● **DATA SECTION**:
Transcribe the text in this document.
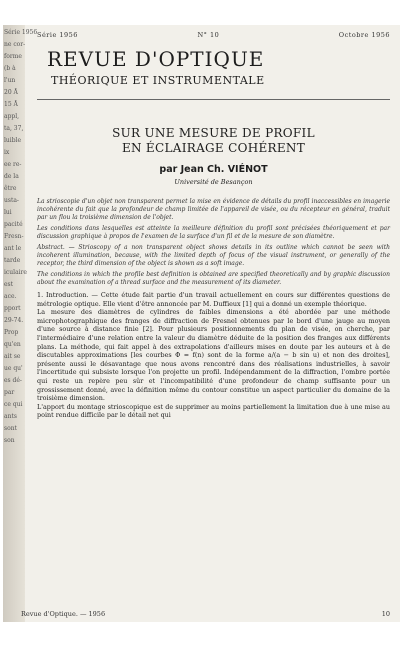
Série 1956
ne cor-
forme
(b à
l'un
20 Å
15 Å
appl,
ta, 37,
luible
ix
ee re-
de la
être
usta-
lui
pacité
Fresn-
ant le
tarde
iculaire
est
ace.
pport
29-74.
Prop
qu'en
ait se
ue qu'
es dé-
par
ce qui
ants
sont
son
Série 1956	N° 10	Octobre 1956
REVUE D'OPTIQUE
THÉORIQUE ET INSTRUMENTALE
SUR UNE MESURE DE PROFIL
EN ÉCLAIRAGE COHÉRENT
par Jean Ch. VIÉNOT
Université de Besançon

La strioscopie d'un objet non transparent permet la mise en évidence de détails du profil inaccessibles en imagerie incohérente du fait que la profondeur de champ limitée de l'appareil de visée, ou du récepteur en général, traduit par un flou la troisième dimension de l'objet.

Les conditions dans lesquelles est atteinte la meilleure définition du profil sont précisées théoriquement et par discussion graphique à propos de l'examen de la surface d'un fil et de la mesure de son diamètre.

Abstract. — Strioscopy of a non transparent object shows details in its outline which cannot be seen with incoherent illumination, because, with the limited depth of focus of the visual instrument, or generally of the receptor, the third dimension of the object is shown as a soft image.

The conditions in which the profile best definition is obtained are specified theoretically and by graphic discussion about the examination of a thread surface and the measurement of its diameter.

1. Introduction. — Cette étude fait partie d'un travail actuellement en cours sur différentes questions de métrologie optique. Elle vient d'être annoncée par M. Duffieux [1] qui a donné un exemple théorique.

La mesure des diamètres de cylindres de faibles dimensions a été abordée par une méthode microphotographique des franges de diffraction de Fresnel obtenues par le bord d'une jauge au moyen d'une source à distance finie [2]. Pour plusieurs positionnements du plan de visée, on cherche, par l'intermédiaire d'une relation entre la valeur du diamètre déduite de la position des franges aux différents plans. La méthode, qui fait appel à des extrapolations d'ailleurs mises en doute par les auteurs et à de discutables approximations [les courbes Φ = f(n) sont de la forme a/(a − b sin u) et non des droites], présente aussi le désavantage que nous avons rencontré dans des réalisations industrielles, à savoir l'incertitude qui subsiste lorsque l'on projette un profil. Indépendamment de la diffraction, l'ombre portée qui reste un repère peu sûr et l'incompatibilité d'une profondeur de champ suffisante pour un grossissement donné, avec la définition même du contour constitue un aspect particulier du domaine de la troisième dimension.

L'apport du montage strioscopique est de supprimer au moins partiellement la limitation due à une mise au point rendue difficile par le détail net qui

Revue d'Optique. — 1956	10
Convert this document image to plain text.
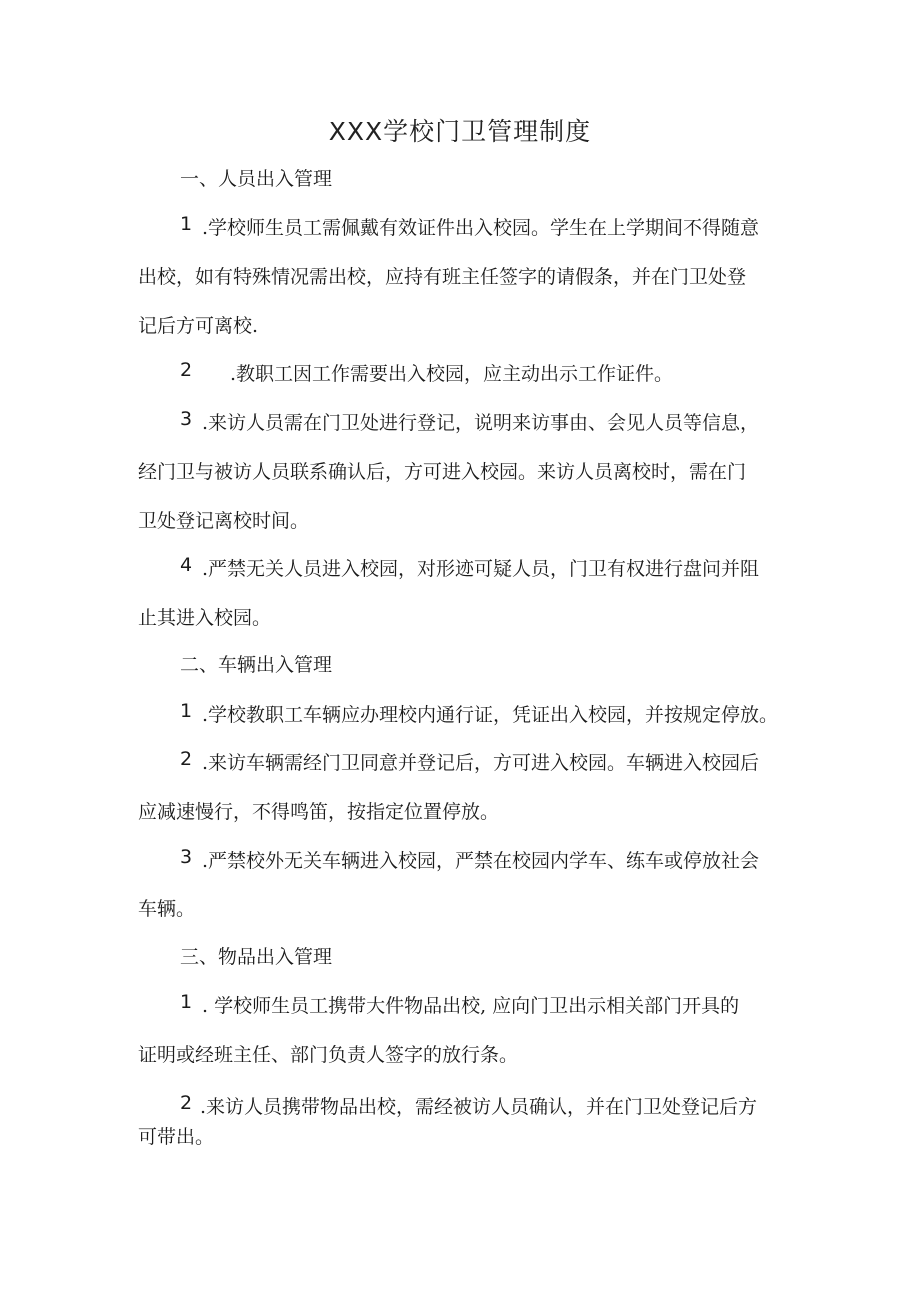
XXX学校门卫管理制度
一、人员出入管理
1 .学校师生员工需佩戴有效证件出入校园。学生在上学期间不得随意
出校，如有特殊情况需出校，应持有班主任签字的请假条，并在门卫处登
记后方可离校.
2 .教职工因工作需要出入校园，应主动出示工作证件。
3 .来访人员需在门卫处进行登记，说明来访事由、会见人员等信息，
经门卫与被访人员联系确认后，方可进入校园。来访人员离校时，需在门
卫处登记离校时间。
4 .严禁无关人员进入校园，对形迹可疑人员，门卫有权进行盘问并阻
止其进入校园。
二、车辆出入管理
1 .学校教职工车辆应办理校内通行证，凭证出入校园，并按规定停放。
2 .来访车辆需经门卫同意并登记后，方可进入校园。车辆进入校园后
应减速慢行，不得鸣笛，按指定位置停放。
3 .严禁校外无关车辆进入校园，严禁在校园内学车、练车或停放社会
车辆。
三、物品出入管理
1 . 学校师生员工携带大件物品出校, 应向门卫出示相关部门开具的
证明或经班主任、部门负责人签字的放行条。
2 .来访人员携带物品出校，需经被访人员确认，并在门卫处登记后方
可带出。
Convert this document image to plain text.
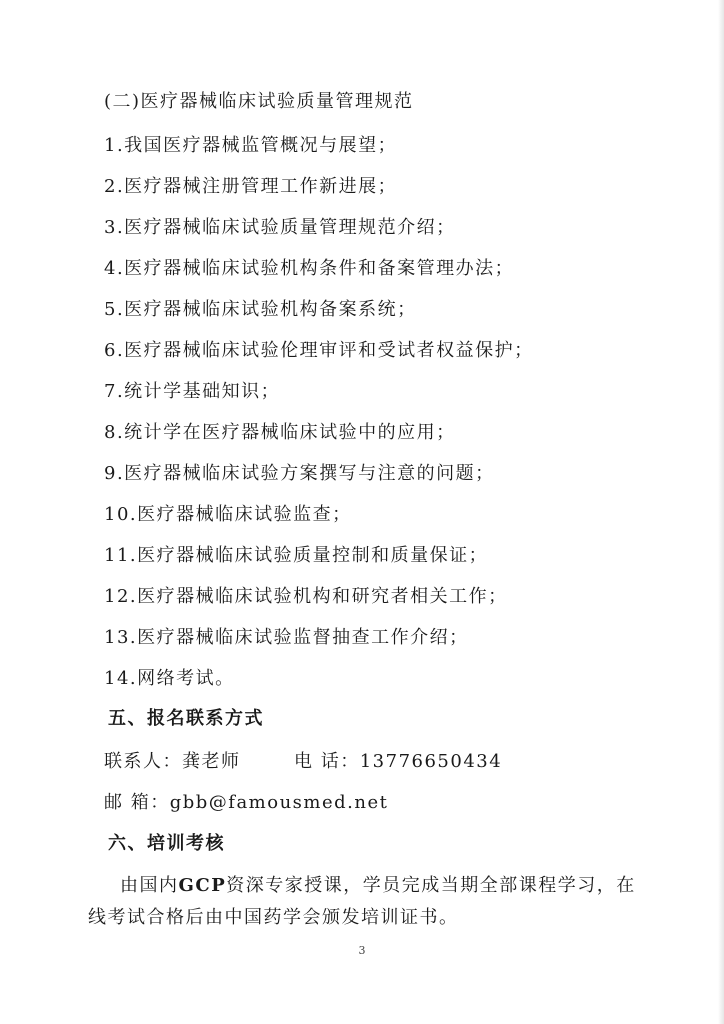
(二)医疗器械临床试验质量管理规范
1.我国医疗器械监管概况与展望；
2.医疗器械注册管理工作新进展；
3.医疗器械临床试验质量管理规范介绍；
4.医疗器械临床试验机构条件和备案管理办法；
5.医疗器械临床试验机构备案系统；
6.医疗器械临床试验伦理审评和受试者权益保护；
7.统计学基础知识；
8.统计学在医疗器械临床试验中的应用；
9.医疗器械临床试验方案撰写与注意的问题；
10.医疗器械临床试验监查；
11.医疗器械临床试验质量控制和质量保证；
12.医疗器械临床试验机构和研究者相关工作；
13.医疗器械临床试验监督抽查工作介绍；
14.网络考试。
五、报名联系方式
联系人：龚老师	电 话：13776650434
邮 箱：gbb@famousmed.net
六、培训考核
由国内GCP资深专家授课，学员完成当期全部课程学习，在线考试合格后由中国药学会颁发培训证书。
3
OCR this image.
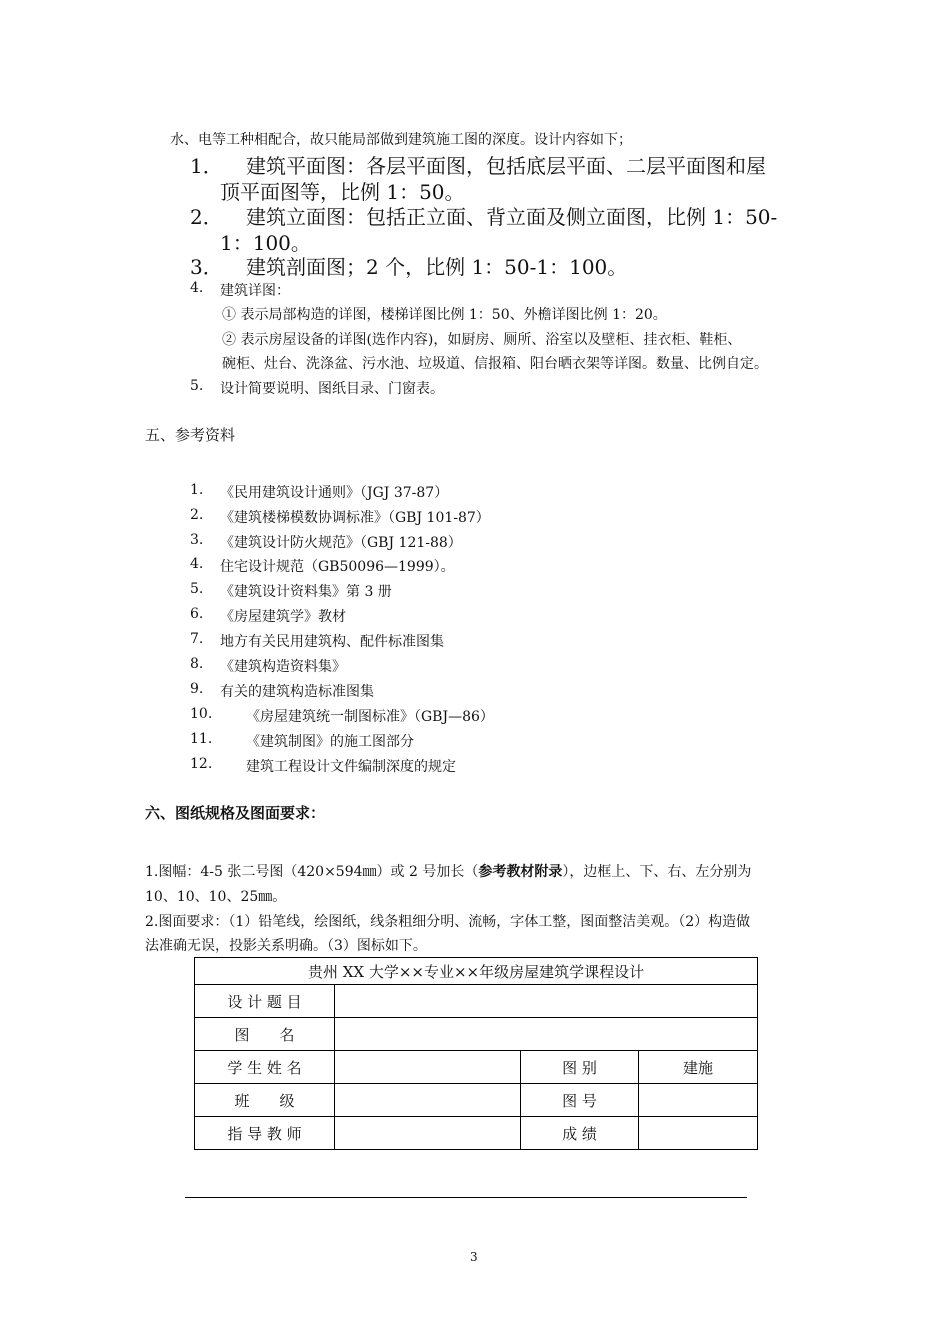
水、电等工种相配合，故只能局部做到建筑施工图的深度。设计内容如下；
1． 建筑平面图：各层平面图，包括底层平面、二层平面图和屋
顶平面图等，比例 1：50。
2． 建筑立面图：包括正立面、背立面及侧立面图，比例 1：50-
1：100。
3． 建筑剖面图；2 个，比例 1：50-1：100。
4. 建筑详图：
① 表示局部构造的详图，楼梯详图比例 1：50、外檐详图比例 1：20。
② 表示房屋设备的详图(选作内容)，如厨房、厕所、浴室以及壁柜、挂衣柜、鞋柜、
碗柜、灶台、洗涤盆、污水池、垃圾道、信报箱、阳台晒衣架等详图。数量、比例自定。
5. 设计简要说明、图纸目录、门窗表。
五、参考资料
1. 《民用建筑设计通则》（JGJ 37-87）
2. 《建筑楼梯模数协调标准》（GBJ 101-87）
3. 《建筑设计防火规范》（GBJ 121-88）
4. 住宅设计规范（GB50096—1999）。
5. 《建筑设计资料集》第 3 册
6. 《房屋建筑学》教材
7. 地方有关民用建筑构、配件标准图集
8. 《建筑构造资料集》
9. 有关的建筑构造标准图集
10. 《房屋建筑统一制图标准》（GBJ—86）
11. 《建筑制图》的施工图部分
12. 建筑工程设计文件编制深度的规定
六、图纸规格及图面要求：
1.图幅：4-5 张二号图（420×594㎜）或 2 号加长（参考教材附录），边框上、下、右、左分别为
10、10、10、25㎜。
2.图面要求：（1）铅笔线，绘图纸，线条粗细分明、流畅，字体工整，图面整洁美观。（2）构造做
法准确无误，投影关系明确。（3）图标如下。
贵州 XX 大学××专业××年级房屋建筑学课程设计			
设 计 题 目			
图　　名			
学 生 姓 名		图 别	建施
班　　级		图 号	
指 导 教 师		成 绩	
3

● **WHAT THE TASK ASKS**: Using the records above, gather all lines where the string "this" is present.

● **EXERCISE RESULT**:
Transcribe the text in this document.
Convert this document image to plain text.
Convert this document image to plain text.
OCR this image.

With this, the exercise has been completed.